Figure data in JSON
—————
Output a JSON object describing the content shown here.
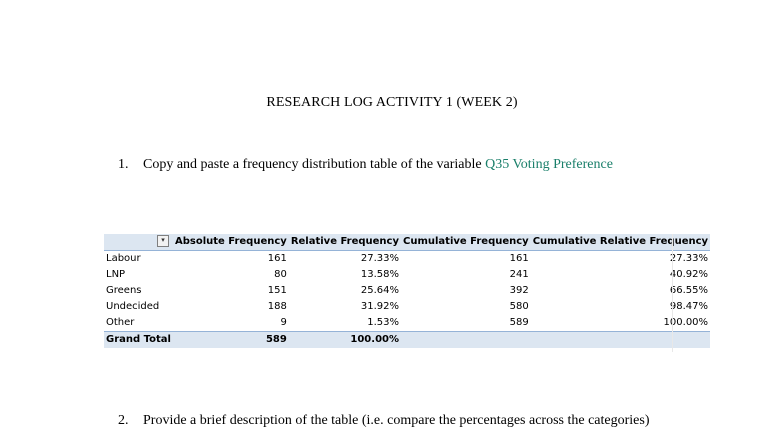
{
  "document": {
    "title": "RESEARCH LOG ACTIVITY 1 (WEEK 2)",
    "question1": {
      "number": "1.",
      "text": "Copy and paste a frequency distribution table of the variable ",
      "link": "Q35 Voting Preference"
    },
    "question2": {
      "number": "2.",
      "text": "Provide a brief description of the table (i.e. compare the percentages across the categories)"
    }
  },
  "table": {
    "filter_icon": "filter-dropdown-icon",
    "headers": [
      "",
      "Absolute Frequency",
      "Relative Frequency",
      "Cumulative Frequency",
      "Cumulative Relative Frequency"
    ],
    "rows": [
      [
        "Labour",
        "161",
        "27.33%",
        "161",
        "27.33%"
      ],
      [
        "LNP",
        "80",
        "13.58%",
        "241",
        "40.92%"
      ],
      [
        "Greens",
        "151",
        "25.64%",
        "392",
        "66.55%"
      ],
      [
        "Undecided",
        "188",
        "31.92%",
        "580",
        "98.47%"
      ],
      [
        "Other",
        "9",
        "1.53%",
        "589",
        "100.00%"
      ]
    ],
    "total": [
      "Grand Total",
      "589",
      "100.00%",
      "",
      ""
    ]
  },
  "colors": {
    "link": "#1a7f6a",
    "header_bg": "#dce6f1"
  }
}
—————
Goal of the exercise
Each entry gets copied exactly; the pictures stay out.

Exercise solution
Output a JSON object describing the content shown here.
{
  "document": {
    "title": "RESEARCH LOG ACTIVITY 1 (WEEK 2)",
    "question1": {
      "number": "1.",
      "text": "Copy and paste a frequency distribution table of the variable ",
      "link": "Q35 Voting Preference"
    },
    "question2": {
      "number": "2.",
      "text": "Provide a brief description of the table (i.e. compare the percentages across the categories)"
    }
  },
  "table": {
    "filter_icon": "filter-dropdown-icon",
    "headers": [
      "",
      "Absolute Frequency",
      "Relative Frequency",
      "Cumulative Frequency",
      "Cumulative Relative Frequency"
    ],
    "rows": [
      [
        "Labour",
        "161",
        "27.33%",
        "161",
        "27.33%"
      ],
      [
        "LNP",
        "80",
        "13.58%",
        "241",
        "40.92%"
      ],
      [
        "Greens",
        "151",
        "25.64%",
        "392",
        "66.55%"
      ],
      [
        "Undecided",
        "188",
        "31.92%",
        "580",
        "98.47%"
      ],
      [
        "Other",
        "9",
        "1.53%",
        "589",
        "100.00%"
      ]
    ],
    "total": [
      "Grand Total",
      "589",
      "100.00%",
      "",
      ""
    ]
  },
  "colors": {
    "link": "#1a7f6a",
    "header_bg": "#dce6f1"
  }
}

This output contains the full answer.